(Annotated region listings)
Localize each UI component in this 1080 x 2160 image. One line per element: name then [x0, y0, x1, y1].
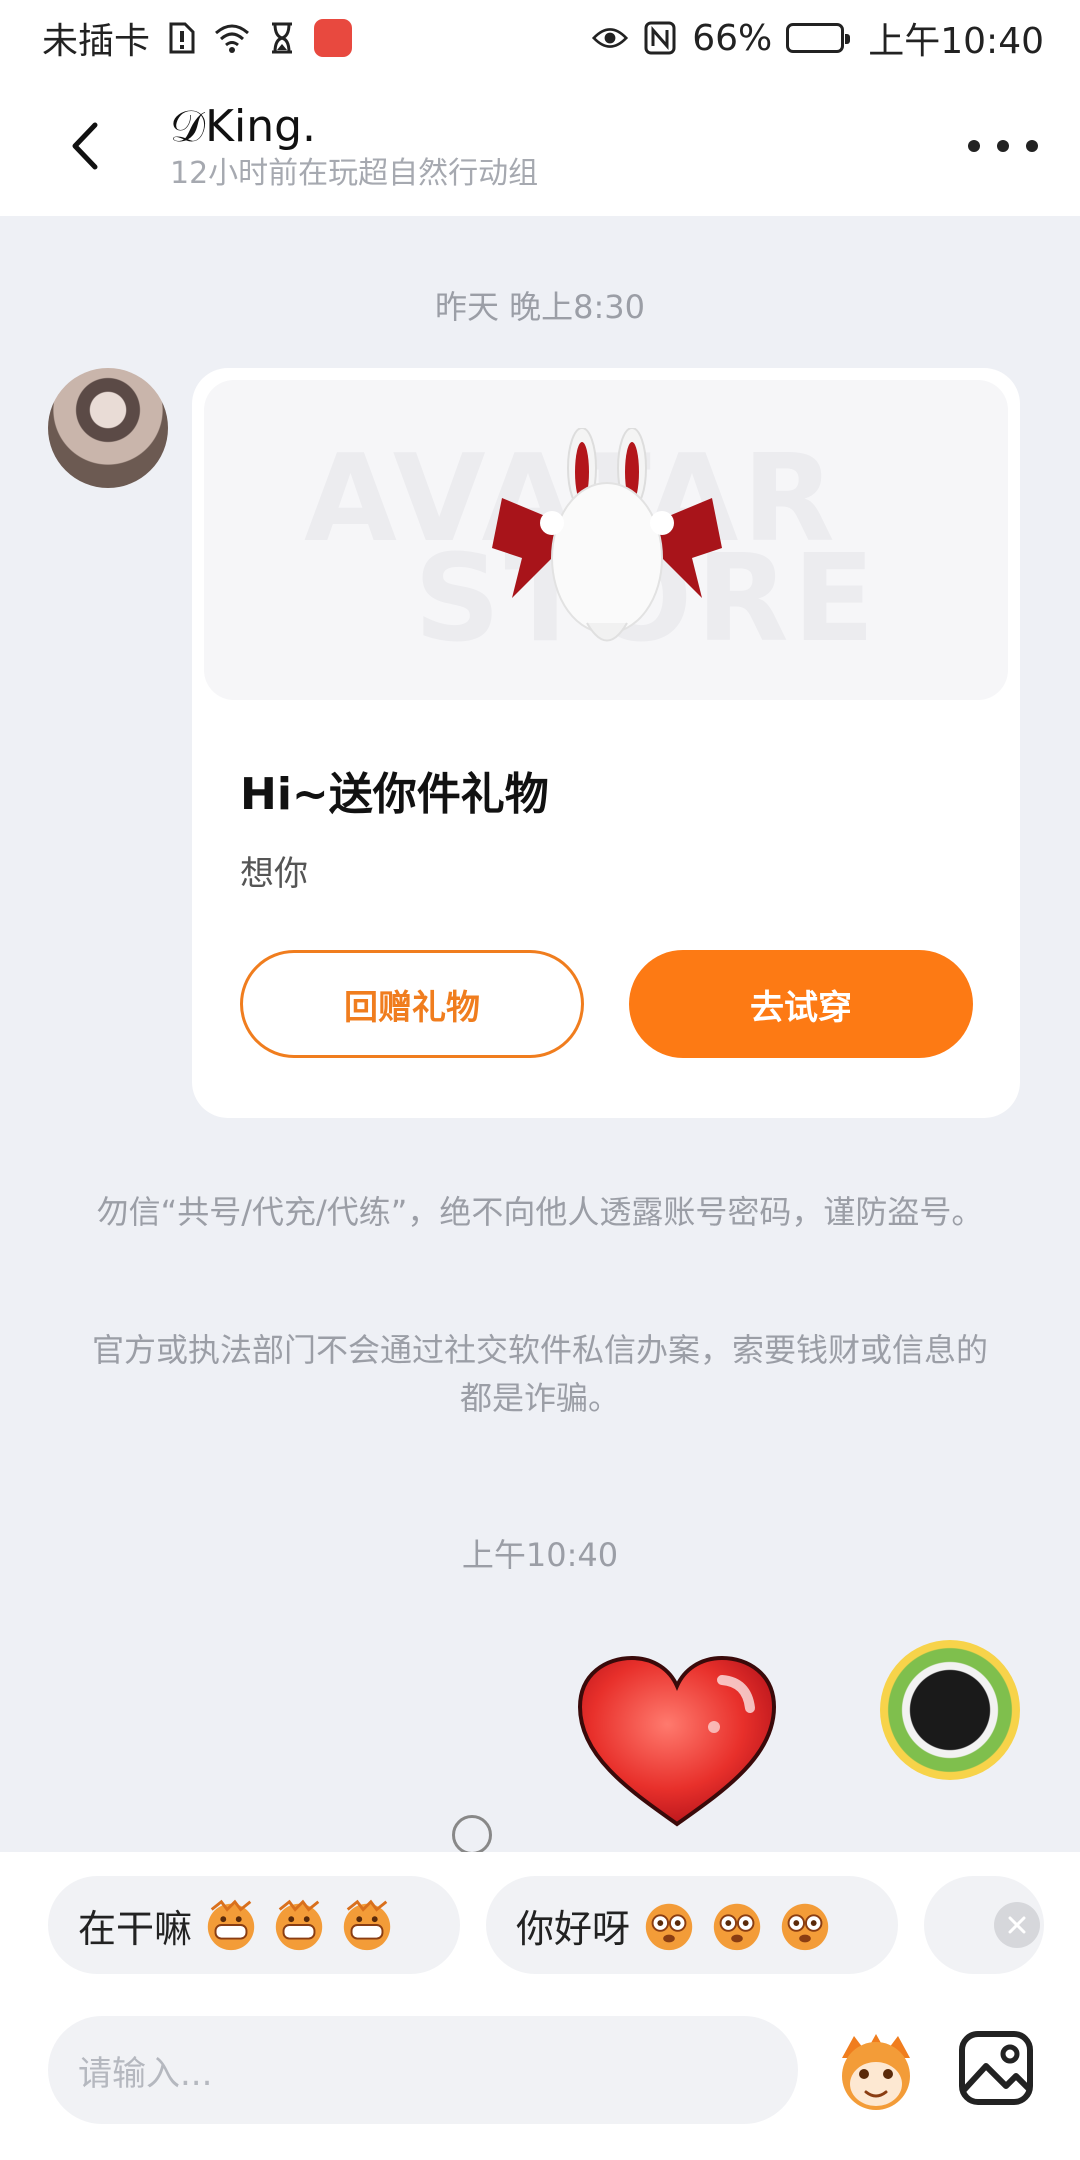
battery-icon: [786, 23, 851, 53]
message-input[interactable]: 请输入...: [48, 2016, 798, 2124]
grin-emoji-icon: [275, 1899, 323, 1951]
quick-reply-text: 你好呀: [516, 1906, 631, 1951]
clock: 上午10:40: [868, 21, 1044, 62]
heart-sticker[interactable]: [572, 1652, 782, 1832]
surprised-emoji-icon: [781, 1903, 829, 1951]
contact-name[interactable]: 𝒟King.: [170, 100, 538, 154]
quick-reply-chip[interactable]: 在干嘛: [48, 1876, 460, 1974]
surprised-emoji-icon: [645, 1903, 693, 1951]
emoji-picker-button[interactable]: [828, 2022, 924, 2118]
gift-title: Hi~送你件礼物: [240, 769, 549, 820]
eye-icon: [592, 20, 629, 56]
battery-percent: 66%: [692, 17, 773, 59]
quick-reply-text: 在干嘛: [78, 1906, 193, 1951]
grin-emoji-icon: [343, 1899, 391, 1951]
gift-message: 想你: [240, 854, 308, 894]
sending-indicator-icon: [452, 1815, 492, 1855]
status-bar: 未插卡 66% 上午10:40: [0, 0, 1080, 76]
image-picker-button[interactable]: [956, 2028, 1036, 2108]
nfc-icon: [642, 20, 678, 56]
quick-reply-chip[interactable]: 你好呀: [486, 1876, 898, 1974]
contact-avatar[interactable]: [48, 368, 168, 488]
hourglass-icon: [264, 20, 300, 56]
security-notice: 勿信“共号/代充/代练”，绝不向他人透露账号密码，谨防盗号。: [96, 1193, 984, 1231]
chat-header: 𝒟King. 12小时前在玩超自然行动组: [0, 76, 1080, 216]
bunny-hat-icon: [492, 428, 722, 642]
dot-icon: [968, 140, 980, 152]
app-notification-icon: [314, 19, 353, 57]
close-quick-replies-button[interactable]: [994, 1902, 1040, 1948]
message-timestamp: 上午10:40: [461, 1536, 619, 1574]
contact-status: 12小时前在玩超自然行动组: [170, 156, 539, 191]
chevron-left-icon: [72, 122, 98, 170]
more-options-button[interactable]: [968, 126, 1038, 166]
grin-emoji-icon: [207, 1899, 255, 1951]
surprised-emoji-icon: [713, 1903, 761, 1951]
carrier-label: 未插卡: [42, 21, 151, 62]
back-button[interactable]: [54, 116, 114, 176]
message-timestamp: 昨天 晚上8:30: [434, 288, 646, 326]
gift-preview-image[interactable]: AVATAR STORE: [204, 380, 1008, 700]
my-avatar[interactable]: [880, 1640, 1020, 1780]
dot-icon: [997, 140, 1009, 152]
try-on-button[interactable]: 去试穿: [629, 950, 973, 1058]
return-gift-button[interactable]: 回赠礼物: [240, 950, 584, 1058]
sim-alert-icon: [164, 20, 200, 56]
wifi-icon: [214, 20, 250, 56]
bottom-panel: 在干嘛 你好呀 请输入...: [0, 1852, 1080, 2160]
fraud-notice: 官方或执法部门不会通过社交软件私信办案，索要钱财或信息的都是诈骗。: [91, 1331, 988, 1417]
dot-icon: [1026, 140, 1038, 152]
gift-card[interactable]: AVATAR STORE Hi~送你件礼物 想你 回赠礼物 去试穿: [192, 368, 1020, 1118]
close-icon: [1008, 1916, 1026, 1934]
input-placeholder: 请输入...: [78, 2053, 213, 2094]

Problem requirements
Reproduce the listing above, swapping every "surprised-emoji-icon" for "shocked-emoji-icon" and changing nothing else. Omit the pictures.

Expected answer
Localize each UI component in this 1080 x 2160 image. One line per element: name then [x0, y0, x1, y1].
battery-icon: [786, 23, 851, 53]
message-input[interactable]: 请输入...: [48, 2016, 798, 2124]
grin-emoji-icon: [275, 1899, 323, 1951]
quick-reply-text: 你好呀: [516, 1906, 631, 1951]
clock: 上午10:40: [868, 21, 1044, 62]
heart-sticker[interactable]: [572, 1652, 782, 1832]
shocked-emoji-icon: [781, 1903, 829, 1951]
contact-name[interactable]: 𝒟King.: [170, 100, 538, 154]
quick-reply-chip[interactable]: 在干嘛: [48, 1876, 460, 1974]
shocked-emoji-icon: [645, 1903, 693, 1951]
emoji-picker-button[interactable]: [828, 2022, 924, 2118]
gift-title: Hi~送你件礼物: [240, 769, 549, 820]
eye-icon: [592, 20, 629, 56]
battery-percent: 66%: [692, 17, 773, 59]
quick-reply-text: 在干嘛: [78, 1906, 193, 1951]
grin-emoji-icon: [343, 1899, 391, 1951]
gift-message: 想你: [240, 854, 308, 894]
sending-indicator-icon: [452, 1815, 492, 1855]
status-bar: 未插卡 66% 上午10:40: [0, 0, 1080, 76]
image-picker-button[interactable]: [956, 2028, 1036, 2108]
nfc-icon: [642, 20, 678, 56]
quick-reply-chip[interactable]: 你好呀: [486, 1876, 898, 1974]
contact-avatar[interactable]: [48, 368, 168, 488]
hourglass-icon: [264, 20, 300, 56]
security-notice: 勿信“共号/代充/代练”，绝不向他人透露账号密码，谨防盗号。: [96, 1193, 984, 1231]
chat-header: 𝒟King. 12小时前在玩超自然行动组: [0, 76, 1080, 216]
bunny-hat-icon: [492, 428, 722, 642]
dot-icon: [968, 140, 980, 152]
app-notification-icon: [314, 19, 353, 57]
close-quick-replies-button[interactable]: [994, 1902, 1040, 1948]
message-timestamp: 上午10:40: [461, 1536, 619, 1574]
contact-status: 12小时前在玩超自然行动组: [170, 156, 539, 191]
chevron-left-icon: [72, 122, 98, 170]
more-options-button[interactable]: [968, 126, 1038, 166]
grin-emoji-icon: [207, 1899, 255, 1951]
shocked-emoji-icon: [713, 1903, 761, 1951]
carrier-label: 未插卡: [42, 21, 151, 62]
back-button[interactable]: [54, 116, 114, 176]
message-timestamp: 昨天 晚上8:30: [434, 288, 646, 326]
gift-preview-image[interactable]: AVATAR STORE: [204, 380, 1008, 700]
my-avatar[interactable]: [880, 1640, 1020, 1780]
dot-icon: [997, 140, 1009, 152]
try-on-button[interactable]: 去试穿: [629, 950, 973, 1058]
return-gift-button[interactable]: 回赠礼物: [240, 950, 584, 1058]
sim-alert-icon: [164, 20, 200, 56]
wifi-icon: [214, 20, 250, 56]
bottom-panel: 在干嘛 你好呀 请输入...: [0, 1852, 1080, 2160]
fraud-notice: 官方或执法部门不会通过社交软件私信办案，索要钱财或信息的都是诈骗。: [91, 1331, 988, 1417]
dot-icon: [1026, 140, 1038, 152]
gift-card[interactable]: AVATAR STORE Hi~送你件礼物 想你 回赠礼物 去试穿: [192, 368, 1020, 1118]
close-icon: [1008, 1916, 1026, 1934]
input-placeholder: 请输入...: [78, 2053, 213, 2094]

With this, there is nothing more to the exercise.